Extracted records>
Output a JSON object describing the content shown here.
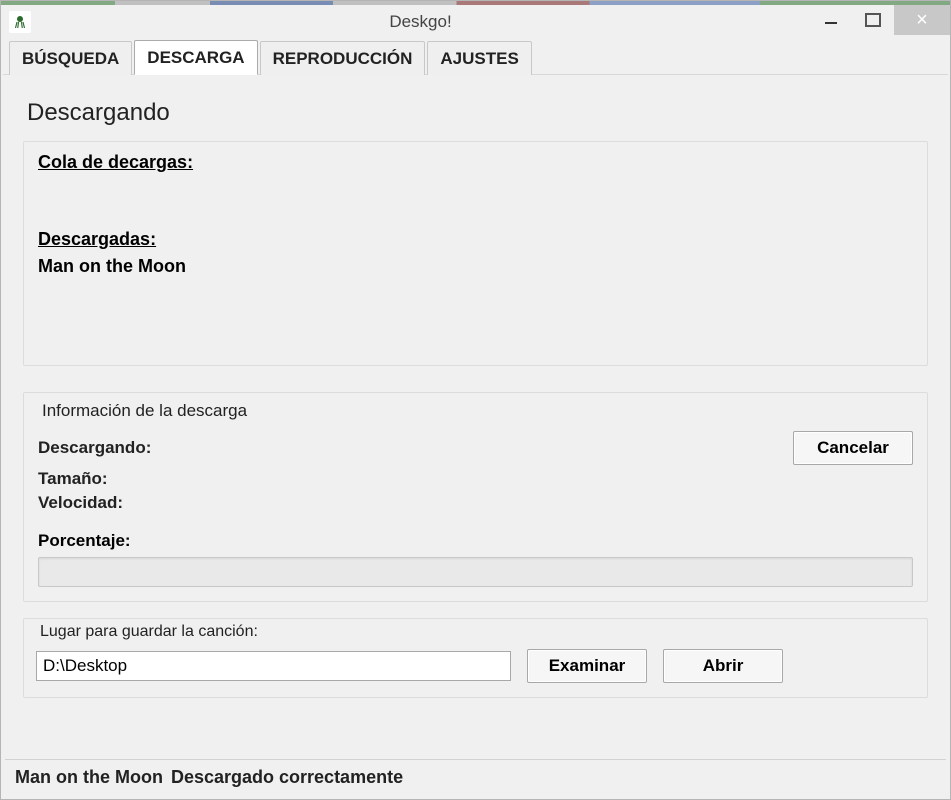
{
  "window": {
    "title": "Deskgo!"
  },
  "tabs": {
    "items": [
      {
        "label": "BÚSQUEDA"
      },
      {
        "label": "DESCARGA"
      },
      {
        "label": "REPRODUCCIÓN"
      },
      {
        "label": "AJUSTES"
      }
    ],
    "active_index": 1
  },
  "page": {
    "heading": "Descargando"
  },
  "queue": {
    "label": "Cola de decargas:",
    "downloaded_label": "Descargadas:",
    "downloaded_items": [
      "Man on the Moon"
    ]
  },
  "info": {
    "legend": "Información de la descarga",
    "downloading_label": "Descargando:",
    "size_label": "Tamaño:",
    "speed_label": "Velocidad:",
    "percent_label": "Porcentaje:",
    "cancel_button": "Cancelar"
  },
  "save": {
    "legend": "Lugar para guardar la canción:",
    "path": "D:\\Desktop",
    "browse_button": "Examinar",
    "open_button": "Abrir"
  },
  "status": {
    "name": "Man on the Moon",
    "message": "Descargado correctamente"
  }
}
---
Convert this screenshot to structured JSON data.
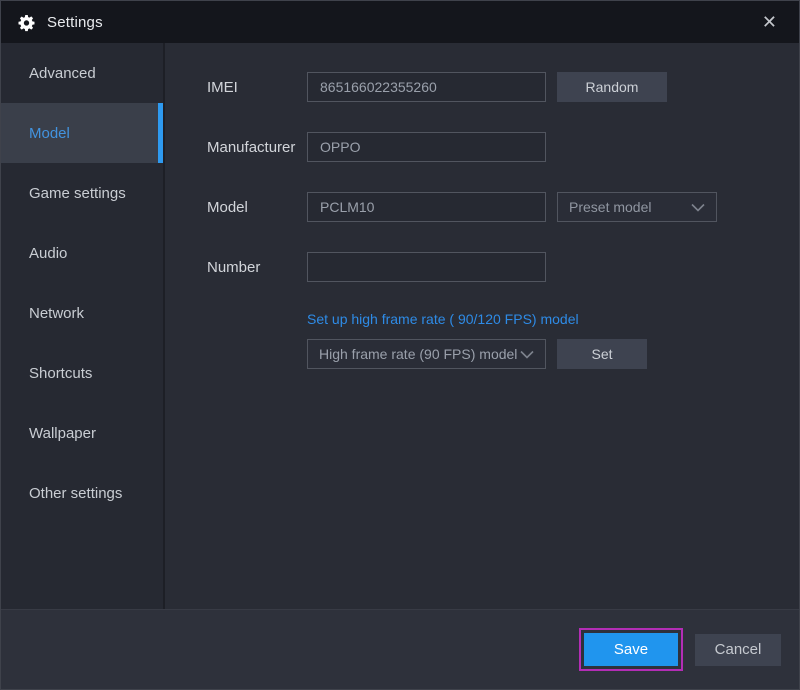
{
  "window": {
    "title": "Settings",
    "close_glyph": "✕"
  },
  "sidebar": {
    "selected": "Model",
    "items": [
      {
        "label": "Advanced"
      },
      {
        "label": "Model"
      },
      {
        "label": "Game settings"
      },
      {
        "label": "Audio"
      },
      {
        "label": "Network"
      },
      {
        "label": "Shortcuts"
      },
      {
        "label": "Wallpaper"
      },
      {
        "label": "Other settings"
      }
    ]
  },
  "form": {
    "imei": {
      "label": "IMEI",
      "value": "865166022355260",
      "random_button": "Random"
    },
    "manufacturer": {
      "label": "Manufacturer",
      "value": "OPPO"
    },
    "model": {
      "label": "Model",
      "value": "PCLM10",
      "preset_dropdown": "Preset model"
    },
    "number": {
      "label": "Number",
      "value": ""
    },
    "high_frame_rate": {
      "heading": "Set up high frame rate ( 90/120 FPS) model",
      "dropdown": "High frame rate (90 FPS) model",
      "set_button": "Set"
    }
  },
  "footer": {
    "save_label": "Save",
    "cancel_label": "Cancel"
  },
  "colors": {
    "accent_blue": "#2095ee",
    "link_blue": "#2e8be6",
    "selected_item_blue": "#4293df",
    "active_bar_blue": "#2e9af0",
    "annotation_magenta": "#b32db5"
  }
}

What needs to be done> Extract, from the material above, each line holding the word "value".

Response>
      "value": "865166022355260",
      "value": "OPPO"
      "value": "PCLM10",
      "value": ""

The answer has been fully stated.